Identify each line holding the string "question" and copy it.

[Stored records]

* * * * *

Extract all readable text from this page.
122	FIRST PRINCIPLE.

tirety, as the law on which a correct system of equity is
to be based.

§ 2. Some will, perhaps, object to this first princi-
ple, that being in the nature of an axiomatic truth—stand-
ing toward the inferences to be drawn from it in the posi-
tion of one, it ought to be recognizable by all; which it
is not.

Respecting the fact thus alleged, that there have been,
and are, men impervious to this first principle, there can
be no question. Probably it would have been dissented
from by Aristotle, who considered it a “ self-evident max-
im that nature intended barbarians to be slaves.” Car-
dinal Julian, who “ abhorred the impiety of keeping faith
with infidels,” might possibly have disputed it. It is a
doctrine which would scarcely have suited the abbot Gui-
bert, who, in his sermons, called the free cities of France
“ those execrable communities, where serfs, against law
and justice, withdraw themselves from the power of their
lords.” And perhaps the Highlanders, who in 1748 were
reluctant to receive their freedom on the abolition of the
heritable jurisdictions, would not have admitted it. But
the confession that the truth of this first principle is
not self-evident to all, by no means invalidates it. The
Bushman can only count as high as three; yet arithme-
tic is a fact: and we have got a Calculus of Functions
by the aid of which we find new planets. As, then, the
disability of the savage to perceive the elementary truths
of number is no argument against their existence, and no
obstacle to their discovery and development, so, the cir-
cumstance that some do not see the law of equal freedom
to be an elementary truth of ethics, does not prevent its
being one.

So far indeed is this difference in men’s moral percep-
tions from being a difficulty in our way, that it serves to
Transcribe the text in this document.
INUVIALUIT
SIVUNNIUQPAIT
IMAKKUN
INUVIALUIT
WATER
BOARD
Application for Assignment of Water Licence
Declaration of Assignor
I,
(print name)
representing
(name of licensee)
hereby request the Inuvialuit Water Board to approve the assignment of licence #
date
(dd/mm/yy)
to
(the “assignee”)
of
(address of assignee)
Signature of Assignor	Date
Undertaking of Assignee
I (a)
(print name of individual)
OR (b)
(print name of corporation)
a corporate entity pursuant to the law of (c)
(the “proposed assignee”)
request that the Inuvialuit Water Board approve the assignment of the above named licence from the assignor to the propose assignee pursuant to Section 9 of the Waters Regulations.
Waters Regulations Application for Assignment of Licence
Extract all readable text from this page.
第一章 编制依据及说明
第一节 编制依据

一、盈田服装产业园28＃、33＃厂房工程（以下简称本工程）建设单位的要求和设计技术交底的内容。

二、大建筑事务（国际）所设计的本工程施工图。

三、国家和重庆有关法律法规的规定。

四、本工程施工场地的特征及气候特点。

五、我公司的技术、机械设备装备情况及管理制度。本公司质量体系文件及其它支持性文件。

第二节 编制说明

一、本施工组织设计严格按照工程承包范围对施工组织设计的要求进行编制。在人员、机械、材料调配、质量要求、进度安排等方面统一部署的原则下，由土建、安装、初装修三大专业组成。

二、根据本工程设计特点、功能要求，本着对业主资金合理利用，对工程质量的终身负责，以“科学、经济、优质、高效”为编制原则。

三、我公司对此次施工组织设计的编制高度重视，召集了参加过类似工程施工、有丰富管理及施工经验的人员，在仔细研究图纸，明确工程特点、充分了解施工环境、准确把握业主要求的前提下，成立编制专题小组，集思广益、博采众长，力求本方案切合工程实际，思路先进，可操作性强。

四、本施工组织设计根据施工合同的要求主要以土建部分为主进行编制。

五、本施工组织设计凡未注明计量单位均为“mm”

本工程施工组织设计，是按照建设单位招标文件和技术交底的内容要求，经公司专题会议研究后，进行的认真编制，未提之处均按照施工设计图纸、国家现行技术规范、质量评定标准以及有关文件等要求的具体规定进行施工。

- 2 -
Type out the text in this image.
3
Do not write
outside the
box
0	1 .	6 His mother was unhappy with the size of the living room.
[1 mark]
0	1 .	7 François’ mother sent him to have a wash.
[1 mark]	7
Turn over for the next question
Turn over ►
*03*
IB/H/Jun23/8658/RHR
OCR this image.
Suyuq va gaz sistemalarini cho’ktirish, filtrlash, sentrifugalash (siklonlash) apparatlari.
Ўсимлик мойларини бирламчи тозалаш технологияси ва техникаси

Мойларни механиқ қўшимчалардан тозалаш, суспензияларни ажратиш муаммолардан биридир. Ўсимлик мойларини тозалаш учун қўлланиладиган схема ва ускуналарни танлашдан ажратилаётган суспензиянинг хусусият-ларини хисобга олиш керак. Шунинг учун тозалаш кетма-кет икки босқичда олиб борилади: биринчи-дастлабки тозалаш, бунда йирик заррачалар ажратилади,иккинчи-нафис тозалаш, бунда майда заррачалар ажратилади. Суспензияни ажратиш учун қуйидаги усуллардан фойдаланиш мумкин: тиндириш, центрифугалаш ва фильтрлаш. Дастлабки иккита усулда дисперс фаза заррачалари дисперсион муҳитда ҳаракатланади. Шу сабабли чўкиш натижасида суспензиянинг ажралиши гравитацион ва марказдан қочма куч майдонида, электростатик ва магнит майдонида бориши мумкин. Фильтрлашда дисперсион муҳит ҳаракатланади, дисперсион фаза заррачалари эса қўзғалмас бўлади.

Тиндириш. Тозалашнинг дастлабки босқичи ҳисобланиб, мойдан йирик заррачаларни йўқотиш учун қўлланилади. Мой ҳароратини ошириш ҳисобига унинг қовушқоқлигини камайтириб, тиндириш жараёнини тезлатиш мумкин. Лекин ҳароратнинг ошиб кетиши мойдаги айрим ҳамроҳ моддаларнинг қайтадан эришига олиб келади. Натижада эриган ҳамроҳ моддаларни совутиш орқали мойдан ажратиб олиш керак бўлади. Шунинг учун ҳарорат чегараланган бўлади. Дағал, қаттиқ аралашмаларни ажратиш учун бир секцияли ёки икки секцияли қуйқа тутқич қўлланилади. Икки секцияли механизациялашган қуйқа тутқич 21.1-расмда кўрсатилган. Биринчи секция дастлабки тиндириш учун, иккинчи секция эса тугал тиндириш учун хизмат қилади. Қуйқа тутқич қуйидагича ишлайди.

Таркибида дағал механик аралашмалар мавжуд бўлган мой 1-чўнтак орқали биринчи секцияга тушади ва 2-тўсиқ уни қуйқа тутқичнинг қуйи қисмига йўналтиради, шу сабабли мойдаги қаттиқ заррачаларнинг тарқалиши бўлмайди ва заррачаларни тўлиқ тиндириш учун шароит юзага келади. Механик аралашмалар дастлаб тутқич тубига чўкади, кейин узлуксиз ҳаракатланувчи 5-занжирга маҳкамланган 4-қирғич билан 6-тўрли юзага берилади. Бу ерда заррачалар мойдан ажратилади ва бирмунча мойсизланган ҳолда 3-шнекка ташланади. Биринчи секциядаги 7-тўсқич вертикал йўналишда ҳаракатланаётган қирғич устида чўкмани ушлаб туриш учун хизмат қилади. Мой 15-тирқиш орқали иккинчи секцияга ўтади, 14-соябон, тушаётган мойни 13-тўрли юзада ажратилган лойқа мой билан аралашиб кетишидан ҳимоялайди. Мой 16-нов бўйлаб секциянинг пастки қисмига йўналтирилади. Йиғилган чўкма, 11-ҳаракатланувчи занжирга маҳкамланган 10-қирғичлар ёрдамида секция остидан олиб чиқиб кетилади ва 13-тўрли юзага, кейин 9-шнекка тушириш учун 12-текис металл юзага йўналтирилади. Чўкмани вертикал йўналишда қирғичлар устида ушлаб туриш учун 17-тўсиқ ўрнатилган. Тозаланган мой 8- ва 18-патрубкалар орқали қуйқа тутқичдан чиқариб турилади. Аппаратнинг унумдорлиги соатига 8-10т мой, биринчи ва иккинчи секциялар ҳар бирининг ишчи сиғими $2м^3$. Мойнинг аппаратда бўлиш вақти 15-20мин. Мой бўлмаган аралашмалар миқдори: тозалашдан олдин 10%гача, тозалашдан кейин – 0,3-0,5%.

* * * * *

## Complete output
be no question. Probably it would have been dissented
Turn over for the next question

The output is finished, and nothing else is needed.